REQUIRED WORK:
Write the material out again, line by line, exactly as it is.

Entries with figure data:
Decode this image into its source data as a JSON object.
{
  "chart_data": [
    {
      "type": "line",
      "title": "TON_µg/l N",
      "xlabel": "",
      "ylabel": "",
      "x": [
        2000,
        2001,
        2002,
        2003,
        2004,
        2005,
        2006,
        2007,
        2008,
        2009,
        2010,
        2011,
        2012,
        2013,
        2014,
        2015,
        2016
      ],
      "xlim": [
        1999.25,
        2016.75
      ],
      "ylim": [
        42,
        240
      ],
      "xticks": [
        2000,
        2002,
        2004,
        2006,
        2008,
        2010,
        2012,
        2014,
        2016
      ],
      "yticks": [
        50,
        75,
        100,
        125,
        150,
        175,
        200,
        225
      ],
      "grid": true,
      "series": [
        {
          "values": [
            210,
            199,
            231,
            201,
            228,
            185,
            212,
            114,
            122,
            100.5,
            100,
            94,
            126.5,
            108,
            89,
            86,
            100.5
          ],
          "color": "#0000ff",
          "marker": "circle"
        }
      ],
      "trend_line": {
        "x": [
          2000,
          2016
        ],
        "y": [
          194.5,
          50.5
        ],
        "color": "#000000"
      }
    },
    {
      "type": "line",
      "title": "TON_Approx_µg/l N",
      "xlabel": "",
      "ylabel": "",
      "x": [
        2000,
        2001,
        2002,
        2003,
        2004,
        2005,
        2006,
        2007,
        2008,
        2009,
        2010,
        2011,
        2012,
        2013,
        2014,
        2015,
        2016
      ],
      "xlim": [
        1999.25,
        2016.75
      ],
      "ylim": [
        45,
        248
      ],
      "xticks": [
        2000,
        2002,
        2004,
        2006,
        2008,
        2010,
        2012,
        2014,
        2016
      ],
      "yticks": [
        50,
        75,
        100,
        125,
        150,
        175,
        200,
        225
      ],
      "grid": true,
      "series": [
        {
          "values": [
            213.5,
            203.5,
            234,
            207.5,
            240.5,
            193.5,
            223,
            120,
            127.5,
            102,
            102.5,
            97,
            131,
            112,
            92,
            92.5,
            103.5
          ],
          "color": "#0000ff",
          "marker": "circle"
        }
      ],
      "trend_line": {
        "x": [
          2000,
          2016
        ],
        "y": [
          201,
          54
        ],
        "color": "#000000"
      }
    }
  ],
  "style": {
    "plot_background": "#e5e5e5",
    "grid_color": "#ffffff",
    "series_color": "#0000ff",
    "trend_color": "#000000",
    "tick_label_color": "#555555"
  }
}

WRITTEN SOLUTION:
Decode this image into its source data as a JSON object.
{
  "chart_data": [
    {
      "type": "line",
      "title": "TON_µg/l N",
      "xlabel": "",
      "ylabel": "",
      "x": [
        2000,
        2001,
        2002,
        2003,
        2004,
        2005,
        2006,
        2007,
        2008,
        2009,
        2010,
        2011,
        2012,
        2013,
        2014,
        2015,
        2016
      ],
      "xlim": [
        1999.25,
        2016.75
      ],
      "ylim": [
        42,
        240
      ],
      "xticks": [
        2000,
        2002,
        2004,
        2006,
        2008,
        2010,
        2012,
        2014,
        2016
      ],
      "yticks": [
        50,
        75,
        100,
        125,
        150,
        175,
        200,
        225
      ],
      "grid": true,
      "series": [
        {
          "values": [
            210,
            199,
            231,
            201,
            228,
            185,
            212,
            114,
            122,
            100.5,
            100,
            94,
            126.5,
            108,
            89,
            86,
            100.5
          ],
          "color": "#0000ff",
          "marker": "circle"
        }
      ],
      "trend_line": {
        "x": [
          2000,
          2016
        ],
        "y": [
          194.5,
          50.5
        ],
        "color": "#000000"
      }
    },
    {
      "type": "line",
      "title": "TON_Approx_µg/l N",
      "xlabel": "",
      "ylabel": "",
      "x": [
        2000,
        2001,
        2002,
        2003,
        2004,
        2005,
        2006,
        2007,
        2008,
        2009,
        2010,
        2011,
        2012,
        2013,
        2014,
        2015,
        2016
      ],
      "xlim": [
        1999.25,
        2016.75
      ],
      "ylim": [
        45,
        248
      ],
      "xticks": [
        2000,
        2002,
        2004,
        2006,
        2008,
        2010,
        2012,
        2014,
        2016
      ],
      "yticks": [
        50,
        75,
        100,
        125,
        150,
        175,
        200,
        225
      ],
      "grid": true,
      "series": [
        {
          "values": [
            213.5,
            203.5,
            234,
            207.5,
            240.5,
            193.5,
            223,
            120,
            127.5,
            102,
            102.5,
            97,
            131,
            112,
            92,
            92.5,
            103.5
          ],
          "color": "#0000ff",
          "marker": "circle"
        }
      ],
      "trend_line": {
        "x": [
          2000,
          2016
        ],
        "y": [
          201,
          54
        ],
        "color": "#000000"
      }
    }
  ],
  "style": {
    "plot_background": "#e5e5e5",
    "grid_color": "#ffffff",
    "series_color": "#0000ff",
    "trend_color": "#000000",
    "tick_label_color": "#555555"
  }
}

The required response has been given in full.